Provided data:
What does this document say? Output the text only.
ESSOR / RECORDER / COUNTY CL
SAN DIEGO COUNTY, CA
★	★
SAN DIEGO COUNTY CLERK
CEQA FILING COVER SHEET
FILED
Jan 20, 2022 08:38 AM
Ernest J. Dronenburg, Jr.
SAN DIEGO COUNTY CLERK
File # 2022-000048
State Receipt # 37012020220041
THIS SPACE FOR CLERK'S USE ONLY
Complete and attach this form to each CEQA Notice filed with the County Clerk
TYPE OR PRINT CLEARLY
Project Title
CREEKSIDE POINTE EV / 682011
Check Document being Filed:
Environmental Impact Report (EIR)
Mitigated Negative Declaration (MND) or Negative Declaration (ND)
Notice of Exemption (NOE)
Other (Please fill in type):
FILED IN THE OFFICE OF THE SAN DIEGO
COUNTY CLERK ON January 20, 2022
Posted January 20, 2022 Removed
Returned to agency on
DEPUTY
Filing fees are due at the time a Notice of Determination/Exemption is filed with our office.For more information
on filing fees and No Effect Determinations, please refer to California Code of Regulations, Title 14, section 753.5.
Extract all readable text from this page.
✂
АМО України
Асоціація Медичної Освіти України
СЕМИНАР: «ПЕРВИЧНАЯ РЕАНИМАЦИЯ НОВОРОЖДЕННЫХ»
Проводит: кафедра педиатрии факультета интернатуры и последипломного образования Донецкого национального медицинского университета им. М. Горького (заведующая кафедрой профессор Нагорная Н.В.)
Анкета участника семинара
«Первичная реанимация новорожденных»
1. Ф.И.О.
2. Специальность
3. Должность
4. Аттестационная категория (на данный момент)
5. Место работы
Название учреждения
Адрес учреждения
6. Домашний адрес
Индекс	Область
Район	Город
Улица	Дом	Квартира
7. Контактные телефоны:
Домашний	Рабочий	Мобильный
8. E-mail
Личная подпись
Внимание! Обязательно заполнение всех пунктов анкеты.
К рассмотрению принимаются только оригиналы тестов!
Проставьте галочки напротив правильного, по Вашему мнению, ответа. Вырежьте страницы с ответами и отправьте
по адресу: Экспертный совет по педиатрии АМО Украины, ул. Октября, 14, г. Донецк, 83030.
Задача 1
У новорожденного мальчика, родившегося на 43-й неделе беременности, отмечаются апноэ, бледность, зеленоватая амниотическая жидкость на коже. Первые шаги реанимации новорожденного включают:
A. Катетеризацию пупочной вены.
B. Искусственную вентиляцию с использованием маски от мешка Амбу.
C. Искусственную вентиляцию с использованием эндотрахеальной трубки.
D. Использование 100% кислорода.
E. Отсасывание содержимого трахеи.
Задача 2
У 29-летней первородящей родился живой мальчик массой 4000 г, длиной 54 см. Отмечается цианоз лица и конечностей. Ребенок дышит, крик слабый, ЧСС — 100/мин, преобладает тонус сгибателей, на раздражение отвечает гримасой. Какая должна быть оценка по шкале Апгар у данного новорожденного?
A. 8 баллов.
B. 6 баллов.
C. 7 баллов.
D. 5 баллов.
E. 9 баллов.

Directions:
Using the material above, print every entry exactly as written.

Completed task:
What does this document say? Output the text only.
ESSOR / RECORDER / COUNTY CL
SAN DIEGO COUNTY, CA
★	★
SAN DIEGO COUNTY CLERK
CEQA FILING COVER SHEET
FILED
Jan 20, 2022 08:38 AM
Ernest J. Dronenburg, Jr.
SAN DIEGO COUNTY CLERK
File # 2022-000048
State Receipt # 37012020220041
THIS SPACE FOR CLERK'S USE ONLY
Complete and attach this form to each CEQA Notice filed with the County Clerk
TYPE OR PRINT CLEARLY
Project Title
CREEKSIDE POINTE EV / 682011
Check Document being Filed:
Environmental Impact Report (EIR)
Mitigated Negative Declaration (MND) or Negative Declaration (ND)
Notice of Exemption (NOE)
Other (Please fill in type):
FILED IN THE OFFICE OF THE SAN DIEGO
COUNTY CLERK ON January 20, 2022
Posted January 20, 2022 Removed
Returned to agency on
DEPUTY
Filing fees are due at the time a Notice of Determination/Exemption is filed with our office.For more information
on filing fees and No Effect Determinations, please refer to California Code of Regulations, Title 14, section 753.5.
Extract all readable text from this page.
✂
АМО України
Асоціація Медичної Освіти України
СЕМИНАР: «ПЕРВИЧНАЯ РЕАНИМАЦИЯ НОВОРОЖДЕННЫХ»
Проводит: кафедра педиатрии факультета интернатуры и последипломного образования Донецкого национального медицинского университета им. М. Горького (заведующая кафедрой профессор Нагорная Н.В.)
Анкета участника семинара
«Первичная реанимация новорожденных»
1. Ф.И.О.
2. Специальность
3. Должность
4. Аттестационная категория (на данный момент)
5. Место работы
Название учреждения
Адрес учреждения
6. Домашний адрес
Индекс	Область
Район	Город
Улица	Дом	Квартира
7. Контактные телефоны:
Домашний	Рабочий	Мобильный
8. E-mail
Личная подпись
Внимание! Обязательно заполнение всех пунктов анкеты.
К рассмотрению принимаются только оригиналы тестов!
Проставьте галочки напротив правильного, по Вашему мнению, ответа. Вырежьте страницы с ответами и отправьте
по адресу: Экспертный совет по педиатрии АМО Украины, ул. Октября, 14, г. Донецк, 83030.
Задача 1
У новорожденного мальчика, родившегося на 43-й неделе беременности, отмечаются апноэ, бледность, зеленоватая амниотическая жидкость на коже. Первые шаги реанимации новорожденного включают:
A. Катетеризацию пупочной вены.
B. Искусственную вентиляцию с использованием маски от мешка Амбу.
C. Искусственную вентиляцию с использованием эндотрахеальной трубки.
D. Использование 100% кислорода.
E. Отсасывание содержимого трахеи.
Задача 2
У 29-летней первородящей родился живой мальчик массой 4000 г, длиной 54 см. Отмечается цианоз лица и конечностей. Ребенок дышит, крик слабый, ЧСС — 100/мин, преобладает тонус сгибателей, на раздражение отвечает гримасой. Какая должна быть оценка по шкале Апгар у данного новорожденного?
A. 8 баллов.
B. 6 баллов.
C. 7 баллов.
D. 5 баллов.
E. 9 баллов.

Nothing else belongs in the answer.